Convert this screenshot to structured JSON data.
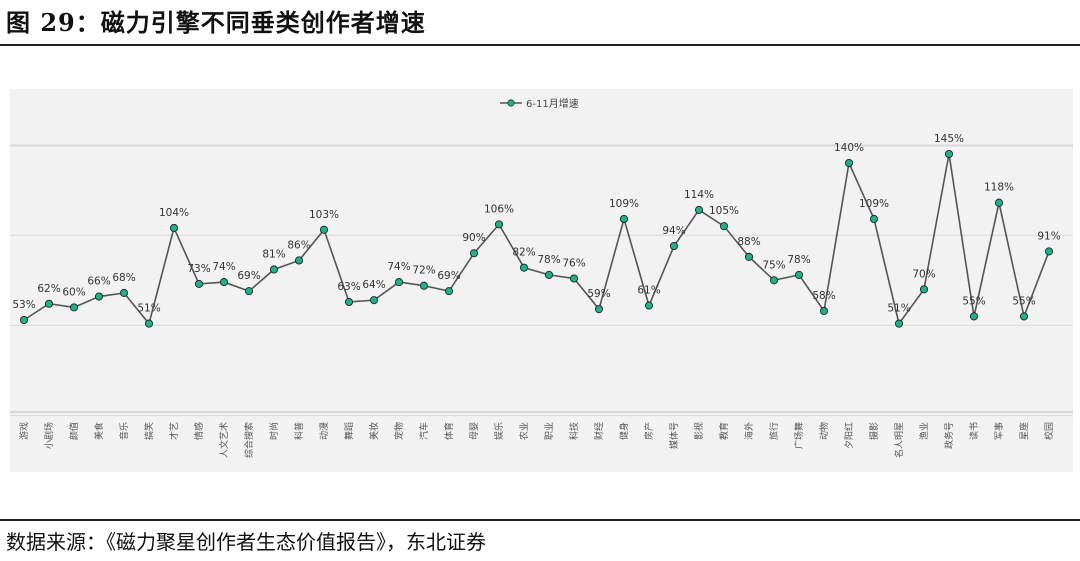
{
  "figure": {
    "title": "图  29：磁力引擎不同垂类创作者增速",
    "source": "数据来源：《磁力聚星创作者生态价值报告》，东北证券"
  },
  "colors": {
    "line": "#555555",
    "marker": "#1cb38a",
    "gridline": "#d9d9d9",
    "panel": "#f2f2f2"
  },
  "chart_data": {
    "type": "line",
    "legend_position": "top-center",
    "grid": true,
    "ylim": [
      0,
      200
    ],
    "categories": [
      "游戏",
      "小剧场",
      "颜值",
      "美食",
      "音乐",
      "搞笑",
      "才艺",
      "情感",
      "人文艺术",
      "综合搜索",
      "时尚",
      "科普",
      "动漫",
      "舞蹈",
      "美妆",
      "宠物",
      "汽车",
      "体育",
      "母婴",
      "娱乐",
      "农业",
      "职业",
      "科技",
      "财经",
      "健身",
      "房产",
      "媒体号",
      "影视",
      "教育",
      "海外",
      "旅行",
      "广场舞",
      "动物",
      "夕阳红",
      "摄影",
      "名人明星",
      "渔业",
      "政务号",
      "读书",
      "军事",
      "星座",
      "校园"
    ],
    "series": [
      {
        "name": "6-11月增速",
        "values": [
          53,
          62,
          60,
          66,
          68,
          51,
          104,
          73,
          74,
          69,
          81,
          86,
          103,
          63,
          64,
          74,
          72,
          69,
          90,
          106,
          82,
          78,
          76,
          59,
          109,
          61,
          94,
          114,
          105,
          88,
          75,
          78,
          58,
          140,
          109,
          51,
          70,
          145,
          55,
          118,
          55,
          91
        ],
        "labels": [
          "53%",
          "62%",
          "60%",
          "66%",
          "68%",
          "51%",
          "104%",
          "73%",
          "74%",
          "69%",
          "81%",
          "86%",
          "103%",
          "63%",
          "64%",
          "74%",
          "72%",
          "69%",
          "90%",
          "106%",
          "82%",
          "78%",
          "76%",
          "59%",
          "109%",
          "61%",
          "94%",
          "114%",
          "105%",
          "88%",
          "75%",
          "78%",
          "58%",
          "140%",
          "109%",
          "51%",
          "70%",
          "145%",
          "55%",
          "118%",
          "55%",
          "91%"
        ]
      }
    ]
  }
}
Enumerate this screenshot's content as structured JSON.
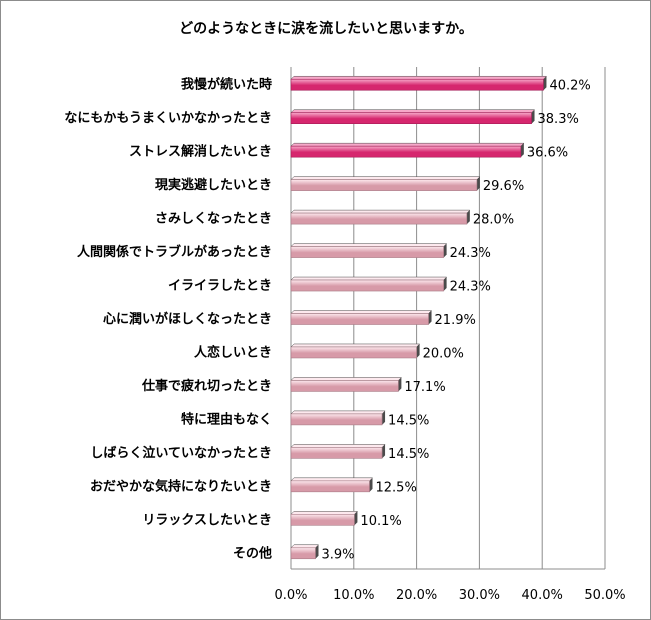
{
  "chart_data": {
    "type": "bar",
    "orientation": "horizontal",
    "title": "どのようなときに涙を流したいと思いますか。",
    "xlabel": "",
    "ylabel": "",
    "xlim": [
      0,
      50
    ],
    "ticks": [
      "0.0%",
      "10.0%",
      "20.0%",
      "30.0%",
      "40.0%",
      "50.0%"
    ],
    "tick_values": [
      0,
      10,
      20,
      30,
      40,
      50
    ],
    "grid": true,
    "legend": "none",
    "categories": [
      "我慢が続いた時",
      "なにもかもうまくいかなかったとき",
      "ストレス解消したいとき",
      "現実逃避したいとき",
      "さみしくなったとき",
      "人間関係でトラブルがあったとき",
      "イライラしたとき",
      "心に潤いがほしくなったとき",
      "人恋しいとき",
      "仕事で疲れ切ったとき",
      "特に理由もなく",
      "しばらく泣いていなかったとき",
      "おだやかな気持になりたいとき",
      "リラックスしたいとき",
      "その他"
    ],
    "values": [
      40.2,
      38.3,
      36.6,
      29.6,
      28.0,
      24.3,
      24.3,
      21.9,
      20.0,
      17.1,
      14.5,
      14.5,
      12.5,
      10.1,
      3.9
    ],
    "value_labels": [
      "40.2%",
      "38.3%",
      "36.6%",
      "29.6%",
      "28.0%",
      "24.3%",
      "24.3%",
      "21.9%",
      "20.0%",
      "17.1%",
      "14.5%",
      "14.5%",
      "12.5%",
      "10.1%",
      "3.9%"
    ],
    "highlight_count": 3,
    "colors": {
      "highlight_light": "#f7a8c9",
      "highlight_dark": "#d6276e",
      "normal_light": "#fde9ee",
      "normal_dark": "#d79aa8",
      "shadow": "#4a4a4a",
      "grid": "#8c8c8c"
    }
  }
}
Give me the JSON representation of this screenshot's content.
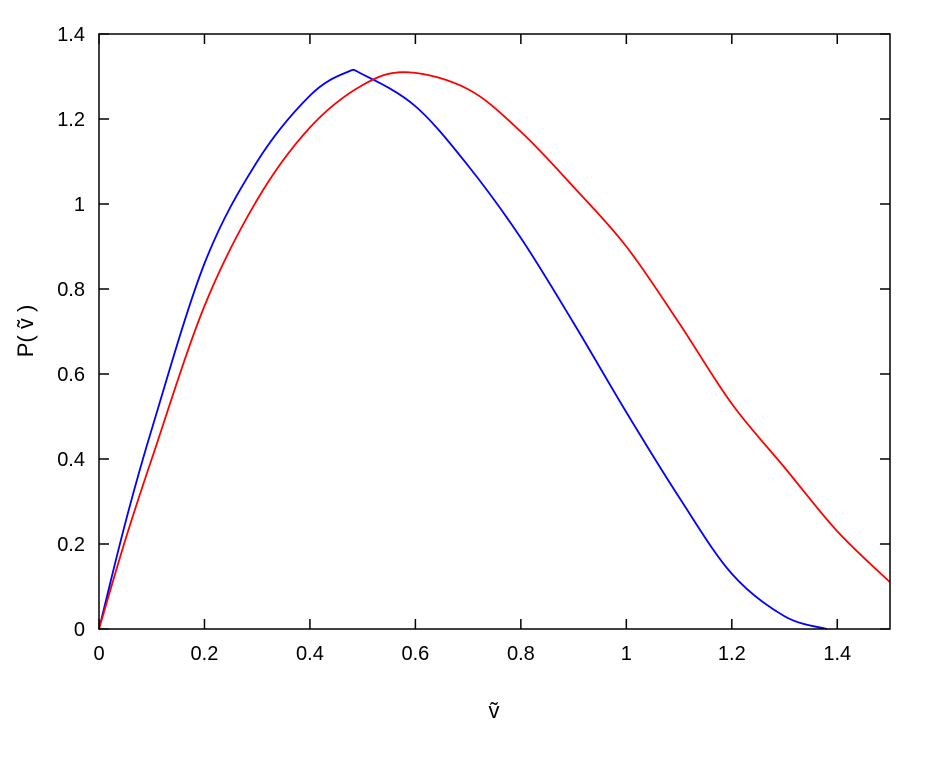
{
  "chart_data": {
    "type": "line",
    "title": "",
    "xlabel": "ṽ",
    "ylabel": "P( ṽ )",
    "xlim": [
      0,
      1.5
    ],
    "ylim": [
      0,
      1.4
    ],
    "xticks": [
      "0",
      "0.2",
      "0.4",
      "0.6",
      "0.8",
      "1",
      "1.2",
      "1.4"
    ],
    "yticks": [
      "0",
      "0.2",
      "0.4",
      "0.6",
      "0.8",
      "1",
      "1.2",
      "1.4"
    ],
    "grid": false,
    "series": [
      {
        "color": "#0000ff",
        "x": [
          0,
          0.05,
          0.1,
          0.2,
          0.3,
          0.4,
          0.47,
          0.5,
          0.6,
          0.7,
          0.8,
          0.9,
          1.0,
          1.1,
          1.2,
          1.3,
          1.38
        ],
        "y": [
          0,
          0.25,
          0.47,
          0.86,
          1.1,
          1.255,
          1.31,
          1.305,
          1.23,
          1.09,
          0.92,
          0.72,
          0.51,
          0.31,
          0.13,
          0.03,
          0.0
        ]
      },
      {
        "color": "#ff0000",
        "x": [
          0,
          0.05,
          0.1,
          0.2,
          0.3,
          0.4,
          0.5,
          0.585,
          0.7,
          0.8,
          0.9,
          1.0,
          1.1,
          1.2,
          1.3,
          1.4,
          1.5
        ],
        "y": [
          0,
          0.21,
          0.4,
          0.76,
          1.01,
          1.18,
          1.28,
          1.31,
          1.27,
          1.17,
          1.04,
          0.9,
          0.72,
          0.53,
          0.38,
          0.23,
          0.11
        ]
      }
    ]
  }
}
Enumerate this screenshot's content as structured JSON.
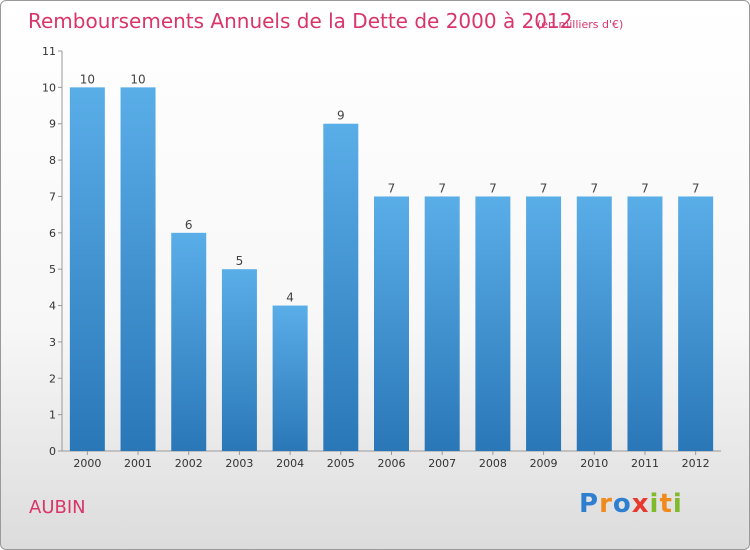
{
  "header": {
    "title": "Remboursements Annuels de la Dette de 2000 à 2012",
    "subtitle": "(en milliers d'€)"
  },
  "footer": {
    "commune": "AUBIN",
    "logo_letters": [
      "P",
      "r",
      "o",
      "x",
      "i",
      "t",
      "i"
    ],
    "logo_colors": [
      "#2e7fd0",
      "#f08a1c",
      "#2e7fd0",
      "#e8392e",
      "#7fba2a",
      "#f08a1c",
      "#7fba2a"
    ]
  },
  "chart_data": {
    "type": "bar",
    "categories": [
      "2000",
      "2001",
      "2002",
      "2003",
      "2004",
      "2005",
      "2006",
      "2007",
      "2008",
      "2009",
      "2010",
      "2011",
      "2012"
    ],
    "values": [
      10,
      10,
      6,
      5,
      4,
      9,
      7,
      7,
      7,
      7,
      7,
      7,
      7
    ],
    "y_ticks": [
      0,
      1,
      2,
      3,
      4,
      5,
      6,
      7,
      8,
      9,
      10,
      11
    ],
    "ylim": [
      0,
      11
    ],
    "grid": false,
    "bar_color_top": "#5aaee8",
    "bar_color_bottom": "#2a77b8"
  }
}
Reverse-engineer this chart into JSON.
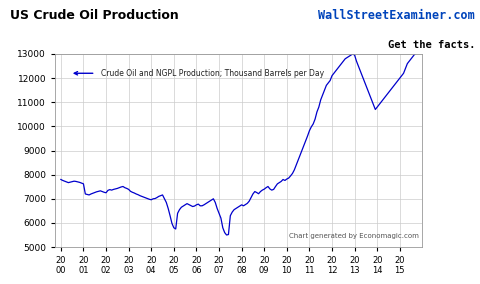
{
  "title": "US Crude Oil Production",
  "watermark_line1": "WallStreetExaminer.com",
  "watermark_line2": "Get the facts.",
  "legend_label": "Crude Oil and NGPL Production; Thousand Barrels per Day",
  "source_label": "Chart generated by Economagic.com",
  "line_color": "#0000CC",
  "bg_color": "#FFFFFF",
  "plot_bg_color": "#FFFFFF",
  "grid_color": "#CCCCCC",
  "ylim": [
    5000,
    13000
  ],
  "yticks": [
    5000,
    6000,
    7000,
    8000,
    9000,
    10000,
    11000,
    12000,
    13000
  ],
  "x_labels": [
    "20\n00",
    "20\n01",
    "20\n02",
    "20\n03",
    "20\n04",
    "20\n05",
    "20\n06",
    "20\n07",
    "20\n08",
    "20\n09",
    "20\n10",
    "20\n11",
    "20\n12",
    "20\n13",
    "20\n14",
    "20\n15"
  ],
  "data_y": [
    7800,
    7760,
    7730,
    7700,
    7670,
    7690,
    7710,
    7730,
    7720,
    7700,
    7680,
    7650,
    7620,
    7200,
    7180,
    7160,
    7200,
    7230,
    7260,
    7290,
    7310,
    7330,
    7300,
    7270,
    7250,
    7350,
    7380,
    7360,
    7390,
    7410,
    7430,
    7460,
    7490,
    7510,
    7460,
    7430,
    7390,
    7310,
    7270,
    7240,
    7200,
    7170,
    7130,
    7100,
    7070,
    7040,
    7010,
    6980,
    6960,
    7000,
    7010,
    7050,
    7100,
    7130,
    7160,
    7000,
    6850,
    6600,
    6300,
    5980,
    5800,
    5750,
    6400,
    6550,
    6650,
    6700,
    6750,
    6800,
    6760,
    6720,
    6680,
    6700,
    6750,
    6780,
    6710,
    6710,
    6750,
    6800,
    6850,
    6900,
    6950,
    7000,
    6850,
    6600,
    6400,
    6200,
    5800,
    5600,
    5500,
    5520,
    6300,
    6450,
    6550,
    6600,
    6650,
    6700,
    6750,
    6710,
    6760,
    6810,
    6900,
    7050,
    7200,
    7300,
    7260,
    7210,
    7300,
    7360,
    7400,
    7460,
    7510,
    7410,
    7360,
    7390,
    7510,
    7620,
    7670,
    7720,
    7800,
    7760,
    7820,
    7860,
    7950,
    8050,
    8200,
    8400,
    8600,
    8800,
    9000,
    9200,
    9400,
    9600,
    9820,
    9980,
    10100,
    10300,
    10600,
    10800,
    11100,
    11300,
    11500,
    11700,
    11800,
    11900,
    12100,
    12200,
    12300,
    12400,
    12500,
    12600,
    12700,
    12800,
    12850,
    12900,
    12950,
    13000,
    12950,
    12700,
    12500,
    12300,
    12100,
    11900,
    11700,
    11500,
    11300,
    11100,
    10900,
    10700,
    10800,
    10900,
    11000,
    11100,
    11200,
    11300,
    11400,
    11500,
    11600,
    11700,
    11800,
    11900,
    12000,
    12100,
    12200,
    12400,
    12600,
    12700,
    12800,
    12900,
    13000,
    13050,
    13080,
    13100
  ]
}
━━━━━━━━━━
Problem description:
Check each line above for the string "screenshot" and report how many lines have it, giving only the number.

In response:
4